» **DATASET CONTENT**

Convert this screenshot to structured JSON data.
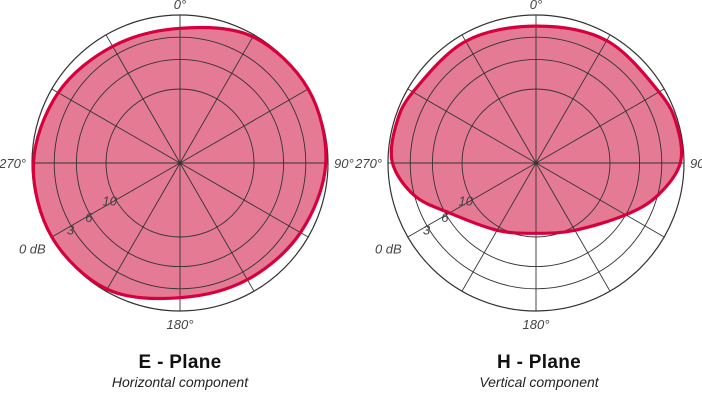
{
  "chart_data": [
    {
      "type": "polar",
      "title": "E - Plane",
      "subtitle": "Horizontal component",
      "angle_labels": [
        "0°",
        "90°",
        "180°",
        "270°"
      ],
      "ring_labels": [
        "0 dB",
        "3",
        "6",
        "10"
      ],
      "ring_values_db": [
        0,
        3,
        6,
        10,
        20
      ],
      "radial_line_step_deg": 30,
      "series": [
        {
          "angles_deg": [
            0,
            30,
            60,
            90,
            120,
            150,
            180,
            210,
            240,
            270,
            300,
            330
          ],
          "values_db": [
            1.8,
            0.3,
            0.0,
            0.3,
            1.2,
            1.8,
            1.8,
            0.3,
            0.0,
            0.2,
            1.0,
            1.8
          ],
          "color": "#d6003c",
          "fill": "#e57a95"
        }
      ]
    },
    {
      "type": "polar",
      "title": "H - Plane",
      "subtitle": "Vertical component",
      "angle_labels": [
        "0°",
        "90°",
        "180°",
        "270°"
      ],
      "ring_labels": [
        "0 dB",
        "3",
        "6",
        "10"
      ],
      "ring_values_db": [
        0,
        3,
        6,
        10,
        20
      ],
      "radial_line_step_deg": 30,
      "series": [
        {
          "angles_deg": [
            0,
            30,
            60,
            75,
            90,
            105,
            120,
            150,
            180,
            210,
            240,
            255,
            270,
            285,
            300,
            330
          ],
          "values_db": [
            1.5,
            0.9,
            0.8,
            0.3,
            0.5,
            3.0,
            6.0,
            9.5,
            10.5,
            9.5,
            6.5,
            3.0,
            0.6,
            0.4,
            0.8,
            1.0
          ],
          "color": "#d6003c",
          "fill": "#e57a95"
        }
      ]
    }
  ]
}
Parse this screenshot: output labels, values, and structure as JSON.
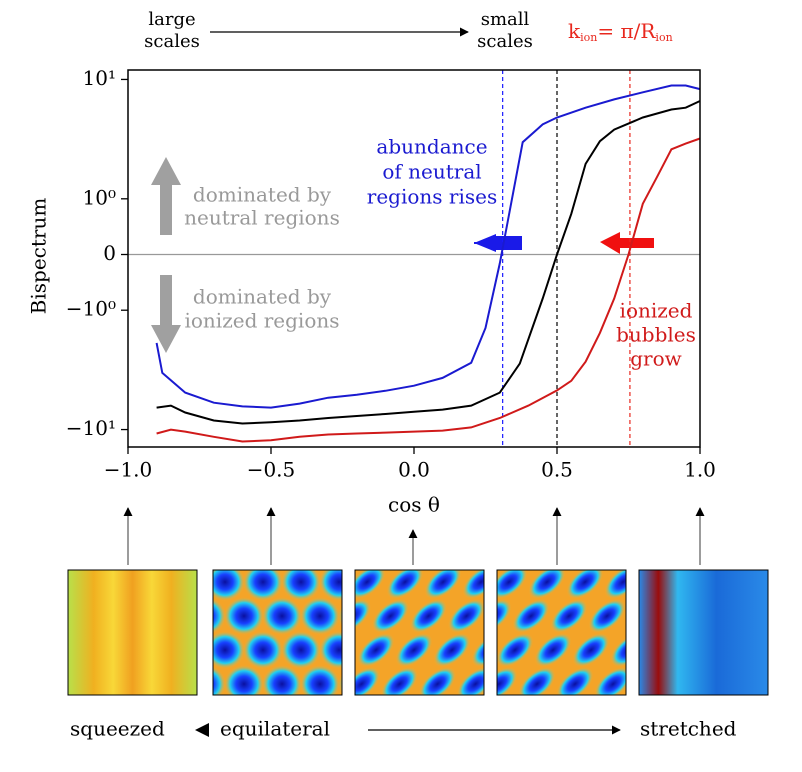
{
  "chart_data": {
    "type": "line",
    "ylabel": "Bispectrum",
    "xlabel": "cos θ",
    "yscale": "symlog",
    "linthresh": 1,
    "xlim": [
      -1,
      1
    ],
    "ylim": [
      -14,
      12
    ],
    "xticks": [
      {
        "value": -1,
        "label": "−1.0"
      },
      {
        "value": -0.5,
        "label": "−0.5"
      },
      {
        "value": 0,
        "label": "0.0"
      },
      {
        "value": 0.5,
        "label": "0.5"
      },
      {
        "value": 1,
        "label": "1.0"
      }
    ],
    "yticks": [
      {
        "value": 10,
        "label": "10¹"
      },
      {
        "value": 1,
        "label": "10⁰"
      },
      0,
      {
        "value": -1,
        "label": "−10⁰"
      },
      {
        "value": -10,
        "label": "−10¹"
      }
    ],
    "hline": {
      "y": 0,
      "color": "#999999"
    },
    "vlines": [
      {
        "x": 0.31,
        "color": "#1a1aff"
      },
      {
        "x": 0.5,
        "color": "#000000"
      },
      {
        "x": 0.755,
        "color": "#e8281e"
      }
    ],
    "series": [
      {
        "color": "#1a1ad0",
        "x": [
          -0.9,
          -0.88,
          -0.8,
          -0.7,
          -0.6,
          -0.5,
          -0.4,
          -0.3,
          -0.2,
          -0.1,
          0.0,
          0.1,
          0.2,
          0.25,
          0.3,
          0.38,
          0.45,
          0.5,
          0.6,
          0.7,
          0.8,
          0.9,
          0.95,
          1.0
        ],
        "values": [
          -1.88,
          -3.35,
          -4.9,
          -5.96,
          -6.4,
          -6.55,
          -6.06,
          -5.41,
          -5.1,
          -4.73,
          -4.29,
          -3.69,
          -2.76,
          -1.41,
          -0.16,
          2.98,
          4.2,
          4.8,
          5.8,
          6.8,
          7.8,
          8.9,
          8.9,
          8.3
        ]
      },
      {
        "color": "#000000",
        "x": [
          -0.9,
          -0.85,
          -0.8,
          -0.7,
          -0.6,
          -0.5,
          -0.4,
          -0.3,
          -0.2,
          -0.1,
          0.0,
          0.1,
          0.2,
          0.3,
          0.37,
          0.45,
          0.5,
          0.55,
          0.6,
          0.65,
          0.7,
          0.8,
          0.9,
          0.95,
          1.0
        ],
        "values": [
          -6.55,
          -6.3,
          -7.2,
          -8.4,
          -8.9,
          -8.7,
          -8.4,
          -8.0,
          -7.7,
          -7.4,
          -7.1,
          -6.8,
          -6.3,
          -4.9,
          -2.8,
          -0.79,
          0,
          0.73,
          1.96,
          3.04,
          3.8,
          4.8,
          5.6,
          5.8,
          6.6
        ]
      },
      {
        "color": "#d01a1a",
        "x": [
          -0.9,
          -0.85,
          -0.8,
          -0.7,
          -0.6,
          -0.5,
          -0.4,
          -0.3,
          -0.2,
          -0.1,
          0.0,
          0.1,
          0.2,
          0.3,
          0.4,
          0.5,
          0.55,
          0.6,
          0.65,
          0.7,
          0.75,
          0.8,
          0.85,
          0.9,
          0.95,
          1.0
        ],
        "values": [
          -10.8,
          -10.0,
          -10.4,
          -11.5,
          -12.6,
          -12.3,
          -11.5,
          -11.0,
          -10.8,
          -10.6,
          -10.4,
          -10.2,
          -9.6,
          -8.0,
          -6.3,
          -4.7,
          -3.9,
          -2.7,
          -1.55,
          -0.79,
          0,
          0.91,
          1.53,
          2.6,
          2.9,
          3.2
        ]
      }
    ],
    "top_left": [
      "large",
      "scales"
    ],
    "top_right": [
      "small",
      "scales"
    ],
    "kion": {
      "k": "k",
      "sub1": "ion",
      "mid": "= π/R",
      "sub2": "ion"
    },
    "note_blue": [
      "abundance",
      "of neutral",
      "regions rises"
    ],
    "note_red": [
      "ionized",
      "bubbles",
      "grow"
    ],
    "note_up": [
      "dominated by",
      "neutral regions"
    ],
    "note_down": [
      "dominated by",
      "ionized regions"
    ],
    "bottom": {
      "left": "squeezed",
      "middle": "equilateral",
      "right": "stretched"
    }
  }
}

» **WRITTEN TASK**
Of all the lines above, how many contain the word "component"? Give the number and nothing else.

» **RESPONSE**
2